▶ EXERCISE GOAL
Answer with one number: how many lines hold the string "Ηλεκτρομαγνητισμός".

#### EXERCISE MATERIALS

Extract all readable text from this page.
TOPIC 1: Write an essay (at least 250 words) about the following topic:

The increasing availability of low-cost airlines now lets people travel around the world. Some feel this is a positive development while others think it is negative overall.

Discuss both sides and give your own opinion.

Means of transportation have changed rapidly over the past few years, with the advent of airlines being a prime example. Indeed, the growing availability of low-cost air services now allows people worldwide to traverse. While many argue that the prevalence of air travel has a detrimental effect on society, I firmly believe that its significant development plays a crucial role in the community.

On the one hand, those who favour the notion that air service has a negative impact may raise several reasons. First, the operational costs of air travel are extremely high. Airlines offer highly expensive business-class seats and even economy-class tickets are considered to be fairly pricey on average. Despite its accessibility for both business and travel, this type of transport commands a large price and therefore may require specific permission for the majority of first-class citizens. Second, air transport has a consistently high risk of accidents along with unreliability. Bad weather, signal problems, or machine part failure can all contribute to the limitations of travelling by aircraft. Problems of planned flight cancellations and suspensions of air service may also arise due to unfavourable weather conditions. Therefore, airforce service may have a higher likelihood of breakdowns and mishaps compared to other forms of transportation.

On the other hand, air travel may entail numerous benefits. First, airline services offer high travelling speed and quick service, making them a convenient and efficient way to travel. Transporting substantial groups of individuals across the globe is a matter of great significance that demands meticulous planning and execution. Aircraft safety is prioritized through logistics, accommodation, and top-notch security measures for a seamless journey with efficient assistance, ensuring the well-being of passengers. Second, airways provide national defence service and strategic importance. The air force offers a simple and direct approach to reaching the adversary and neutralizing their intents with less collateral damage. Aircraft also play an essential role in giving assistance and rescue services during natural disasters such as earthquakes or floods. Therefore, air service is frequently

########
#### EXERCISE MATERIALS

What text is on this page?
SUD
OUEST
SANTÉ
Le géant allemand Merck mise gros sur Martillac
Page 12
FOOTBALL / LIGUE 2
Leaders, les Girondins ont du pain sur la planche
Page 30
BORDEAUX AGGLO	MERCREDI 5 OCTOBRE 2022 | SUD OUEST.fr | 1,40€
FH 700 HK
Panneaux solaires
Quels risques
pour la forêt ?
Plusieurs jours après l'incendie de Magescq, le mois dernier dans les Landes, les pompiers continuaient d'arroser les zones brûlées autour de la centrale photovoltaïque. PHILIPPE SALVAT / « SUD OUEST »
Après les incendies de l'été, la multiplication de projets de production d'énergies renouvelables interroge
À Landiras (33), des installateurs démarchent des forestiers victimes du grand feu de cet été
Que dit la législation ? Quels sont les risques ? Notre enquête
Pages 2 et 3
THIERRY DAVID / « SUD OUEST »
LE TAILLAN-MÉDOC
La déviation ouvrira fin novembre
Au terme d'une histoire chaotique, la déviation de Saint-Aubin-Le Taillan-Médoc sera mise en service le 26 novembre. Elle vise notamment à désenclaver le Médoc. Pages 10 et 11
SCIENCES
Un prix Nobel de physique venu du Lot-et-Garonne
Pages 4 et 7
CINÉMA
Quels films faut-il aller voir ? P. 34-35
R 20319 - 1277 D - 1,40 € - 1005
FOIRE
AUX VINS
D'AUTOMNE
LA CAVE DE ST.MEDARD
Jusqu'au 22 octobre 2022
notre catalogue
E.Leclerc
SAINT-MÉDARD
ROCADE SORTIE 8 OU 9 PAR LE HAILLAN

########
#### EXERCISE MATERIALS

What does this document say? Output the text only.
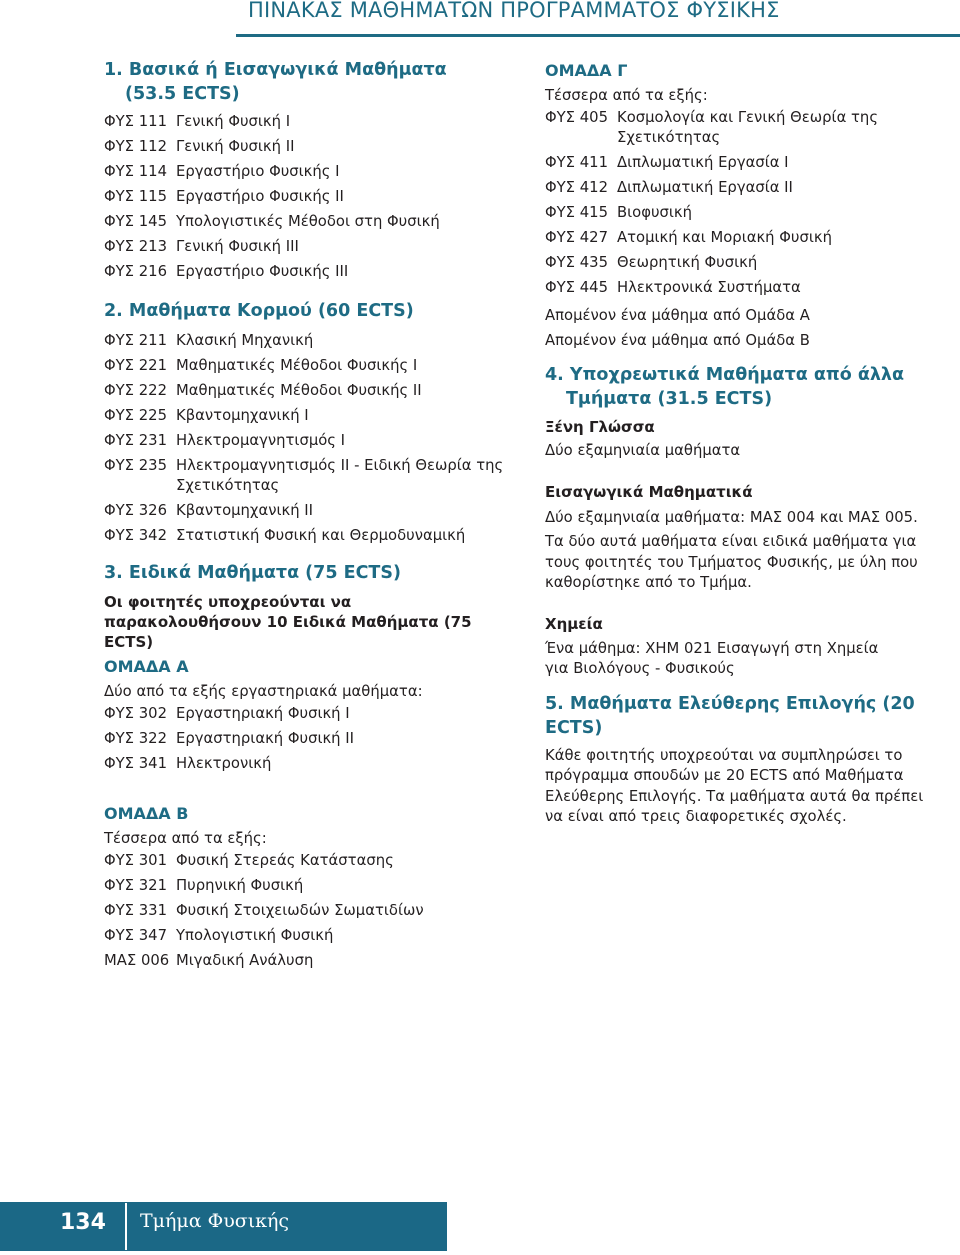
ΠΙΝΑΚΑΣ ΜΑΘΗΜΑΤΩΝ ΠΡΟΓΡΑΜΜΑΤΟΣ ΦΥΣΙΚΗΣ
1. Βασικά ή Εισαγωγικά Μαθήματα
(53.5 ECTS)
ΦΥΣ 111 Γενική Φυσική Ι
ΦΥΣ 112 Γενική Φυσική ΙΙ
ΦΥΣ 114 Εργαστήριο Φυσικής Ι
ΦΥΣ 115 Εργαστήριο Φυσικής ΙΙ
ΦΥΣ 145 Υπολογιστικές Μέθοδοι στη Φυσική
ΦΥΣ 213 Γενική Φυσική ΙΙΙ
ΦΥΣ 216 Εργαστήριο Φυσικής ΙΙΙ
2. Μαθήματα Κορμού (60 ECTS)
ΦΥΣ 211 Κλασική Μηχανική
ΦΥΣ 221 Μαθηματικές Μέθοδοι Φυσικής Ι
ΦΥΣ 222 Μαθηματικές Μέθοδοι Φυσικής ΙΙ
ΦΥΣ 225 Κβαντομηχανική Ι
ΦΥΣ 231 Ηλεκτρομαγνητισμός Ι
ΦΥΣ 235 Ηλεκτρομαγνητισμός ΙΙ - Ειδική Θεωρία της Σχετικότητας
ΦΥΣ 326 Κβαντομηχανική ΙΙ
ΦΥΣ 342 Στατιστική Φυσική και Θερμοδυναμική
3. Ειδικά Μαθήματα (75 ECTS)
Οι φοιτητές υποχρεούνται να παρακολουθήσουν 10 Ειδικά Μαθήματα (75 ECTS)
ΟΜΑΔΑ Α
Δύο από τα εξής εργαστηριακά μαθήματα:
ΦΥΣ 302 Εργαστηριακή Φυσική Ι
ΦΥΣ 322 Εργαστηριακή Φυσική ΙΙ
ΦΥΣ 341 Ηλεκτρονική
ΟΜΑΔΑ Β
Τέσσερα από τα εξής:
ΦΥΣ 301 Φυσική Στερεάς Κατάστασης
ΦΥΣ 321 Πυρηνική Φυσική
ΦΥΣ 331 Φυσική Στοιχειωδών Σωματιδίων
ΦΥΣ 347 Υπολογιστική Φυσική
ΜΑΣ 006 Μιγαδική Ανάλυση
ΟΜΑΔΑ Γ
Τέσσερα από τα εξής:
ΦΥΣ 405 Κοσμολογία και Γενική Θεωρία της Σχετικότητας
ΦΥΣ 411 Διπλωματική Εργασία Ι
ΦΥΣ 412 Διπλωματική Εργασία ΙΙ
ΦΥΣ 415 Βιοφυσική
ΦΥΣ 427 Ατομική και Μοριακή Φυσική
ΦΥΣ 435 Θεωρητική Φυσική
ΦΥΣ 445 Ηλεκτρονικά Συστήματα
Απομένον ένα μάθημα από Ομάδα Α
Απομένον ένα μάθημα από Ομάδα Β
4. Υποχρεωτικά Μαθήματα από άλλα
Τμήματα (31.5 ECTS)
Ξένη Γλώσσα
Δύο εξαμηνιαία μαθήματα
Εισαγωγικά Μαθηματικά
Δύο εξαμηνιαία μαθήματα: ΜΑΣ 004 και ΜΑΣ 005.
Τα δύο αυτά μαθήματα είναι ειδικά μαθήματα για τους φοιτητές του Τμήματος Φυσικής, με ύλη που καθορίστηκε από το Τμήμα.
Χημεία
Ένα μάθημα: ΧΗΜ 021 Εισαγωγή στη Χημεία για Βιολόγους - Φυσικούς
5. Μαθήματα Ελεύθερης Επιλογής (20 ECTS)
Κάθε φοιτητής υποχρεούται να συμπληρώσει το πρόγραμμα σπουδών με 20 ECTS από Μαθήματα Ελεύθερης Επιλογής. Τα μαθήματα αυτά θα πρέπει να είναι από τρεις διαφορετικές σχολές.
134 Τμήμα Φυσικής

########

▶ ANSWER TO THIS EXERCISE
2